Records excerpted from a collection
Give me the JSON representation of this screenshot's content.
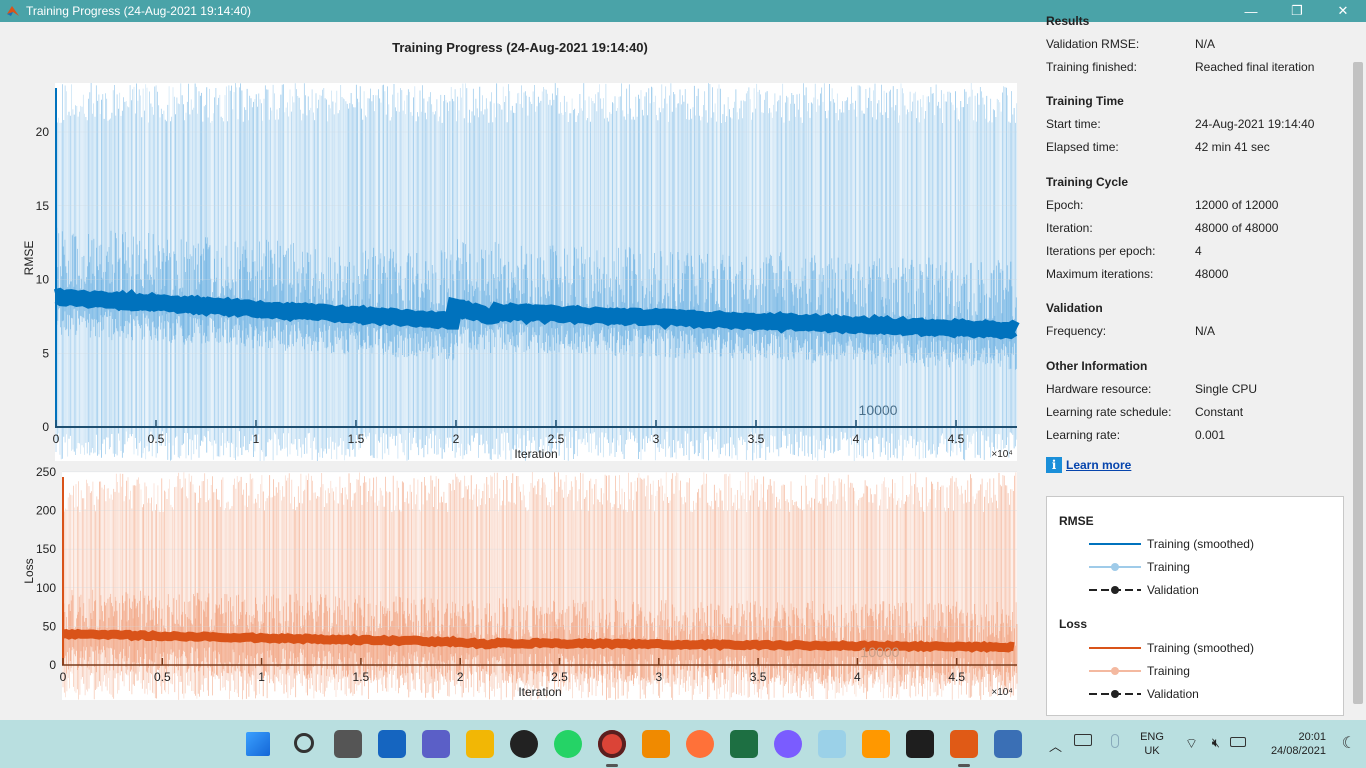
{
  "window": {
    "title": "Training Progress (24-Aug-2021 19:14:40)",
    "minimize_glyph": "—",
    "maximize_glyph": "❐",
    "close_glyph": "✕"
  },
  "plot": {
    "title": "Training Progress (24-Aug-2021 19:14:40)",
    "rmse_ticks_y": [
      "0",
      "5",
      "10",
      "15",
      "20"
    ],
    "rmse_ylabel": "RMSE",
    "loss_ticks_y": [
      "0",
      "50",
      "100",
      "150",
      "200",
      "250"
    ],
    "loss_ylabel": "Loss",
    "x_ticks": [
      "0",
      "0.5",
      "1",
      "1.5",
      "2",
      "2.5",
      "3",
      "3.5",
      "4",
      "4.5"
    ],
    "xlabel": "Iteration",
    "x_multiplier": "×10⁴",
    "epoch_marker": "10000",
    "colors": {
      "rmse_smoothed": "#0072bd",
      "rmse_raw": "#4a9fdc",
      "loss_smoothed": "#d95319",
      "loss_raw": "#ee8a5e"
    }
  },
  "results": {
    "header": "Results",
    "rows": [
      {
        "label": "Validation RMSE:",
        "value": "N/A"
      },
      {
        "label": "Training finished:",
        "value": "Reached final iteration"
      }
    ]
  },
  "training_time": {
    "header": "Training Time",
    "rows": [
      {
        "label": "Start time:",
        "value": "24-Aug-2021 19:14:40"
      },
      {
        "label": "Elapsed time:",
        "value": "42 min 41 sec"
      }
    ]
  },
  "training_cycle": {
    "header": "Training Cycle",
    "rows": [
      {
        "label": "Epoch:",
        "value": "12000 of 12000"
      },
      {
        "label": "Iteration:",
        "value": "48000 of 48000"
      },
      {
        "label": "Iterations per epoch:",
        "value": "4"
      },
      {
        "label": "Maximum iterations:",
        "value": "48000"
      }
    ]
  },
  "validation": {
    "header": "Validation",
    "rows": [
      {
        "label": "Frequency:",
        "value": "N/A"
      }
    ]
  },
  "other_info": {
    "header": "Other Information",
    "rows": [
      {
        "label": "Hardware resource:",
        "value": "Single CPU"
      },
      {
        "label": "Learning rate schedule:",
        "value": "Constant"
      },
      {
        "label": "Learning rate:",
        "value": "0.001"
      }
    ]
  },
  "learn_more": {
    "icon": "i",
    "label": "Learn more"
  },
  "legend": {
    "rmse_header": "RMSE",
    "loss_header": "Loss",
    "rmse_items": [
      "Training (smoothed)",
      "Training",
      "Validation"
    ],
    "loss_items": [
      "Training (smoothed)",
      "Training",
      "Validation"
    ]
  },
  "taskbar": {
    "icons": [
      "windows-start-icon",
      "search-icon",
      "task-view-icon",
      "widgets-icon",
      "teams-chat-icon",
      "file-explorer-icon",
      "settings-icon",
      "whatsapp-icon",
      "chrome-icon",
      "vlc-icon",
      "firefox-icon",
      "excel-icon",
      "messenger-icon",
      "photos-icon",
      "sublime-text-icon",
      "terminal-icon",
      "matlab-icon",
      "remote-desktop-icon"
    ],
    "language_top": "ENG",
    "language_bottom": "UK",
    "time": "20:01",
    "date": "24/08/2021"
  }
}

• [WORK TO DO]: Set down the records in full and exactly. Do not carry over any image.

• [EXERCISE ANSWER]:
Give me the JSON representation of this screenshot's content.
{
  "window": {
    "title": "Training Progress (24-Aug-2021 19:14:40)",
    "minimize_glyph": "—",
    "maximize_glyph": "❐",
    "close_glyph": "✕"
  },
  "plot": {
    "title": "Training Progress (24-Aug-2021 19:14:40)",
    "rmse_ticks_y": [
      "0",
      "5",
      "10",
      "15",
      "20"
    ],
    "rmse_ylabel": "RMSE",
    "loss_ticks_y": [
      "0",
      "50",
      "100",
      "150",
      "200",
      "250"
    ],
    "loss_ylabel": "Loss",
    "x_ticks": [
      "0",
      "0.5",
      "1",
      "1.5",
      "2",
      "2.5",
      "3",
      "3.5",
      "4",
      "4.5"
    ],
    "xlabel": "Iteration",
    "x_multiplier": "×10⁴",
    "epoch_marker": "10000",
    "colors": {
      "rmse_smoothed": "#0072bd",
      "rmse_raw": "#4a9fdc",
      "loss_smoothed": "#d95319",
      "loss_raw": "#ee8a5e"
    }
  },
  "results": {
    "header": "Results",
    "rows": [
      {
        "label": "Validation RMSE:",
        "value": "N/A"
      },
      {
        "label": "Training finished:",
        "value": "Reached final iteration"
      }
    ]
  },
  "training_time": {
    "header": "Training Time",
    "rows": [
      {
        "label": "Start time:",
        "value": "24-Aug-2021 19:14:40"
      },
      {
        "label": "Elapsed time:",
        "value": "42 min 41 sec"
      }
    ]
  },
  "training_cycle": {
    "header": "Training Cycle",
    "rows": [
      {
        "label": "Epoch:",
        "value": "12000 of 12000"
      },
      {
        "label": "Iteration:",
        "value": "48000 of 48000"
      },
      {
        "label": "Iterations per epoch:",
        "value": "4"
      },
      {
        "label": "Maximum iterations:",
        "value": "48000"
      }
    ]
  },
  "validation": {
    "header": "Validation",
    "rows": [
      {
        "label": "Frequency:",
        "value": "N/A"
      }
    ]
  },
  "other_info": {
    "header": "Other Information",
    "rows": [
      {
        "label": "Hardware resource:",
        "value": "Single CPU"
      },
      {
        "label": "Learning rate schedule:",
        "value": "Constant"
      },
      {
        "label": "Learning rate:",
        "value": "0.001"
      }
    ]
  },
  "learn_more": {
    "icon": "i",
    "label": "Learn more"
  },
  "legend": {
    "rmse_header": "RMSE",
    "loss_header": "Loss",
    "rmse_items": [
      "Training (smoothed)",
      "Training",
      "Validation"
    ],
    "loss_items": [
      "Training (smoothed)",
      "Training",
      "Validation"
    ]
  },
  "taskbar": {
    "icons": [
      "windows-start-icon",
      "search-icon",
      "task-view-icon",
      "widgets-icon",
      "teams-chat-icon",
      "file-explorer-icon",
      "settings-icon",
      "whatsapp-icon",
      "chrome-icon",
      "vlc-icon",
      "firefox-icon",
      "excel-icon",
      "messenger-icon",
      "photos-icon",
      "sublime-text-icon",
      "terminal-icon",
      "matlab-icon",
      "remote-desktop-icon"
    ],
    "language_top": "ENG",
    "language_bottom": "UK",
    "time": "20:01",
    "date": "24/08/2021"
  }
}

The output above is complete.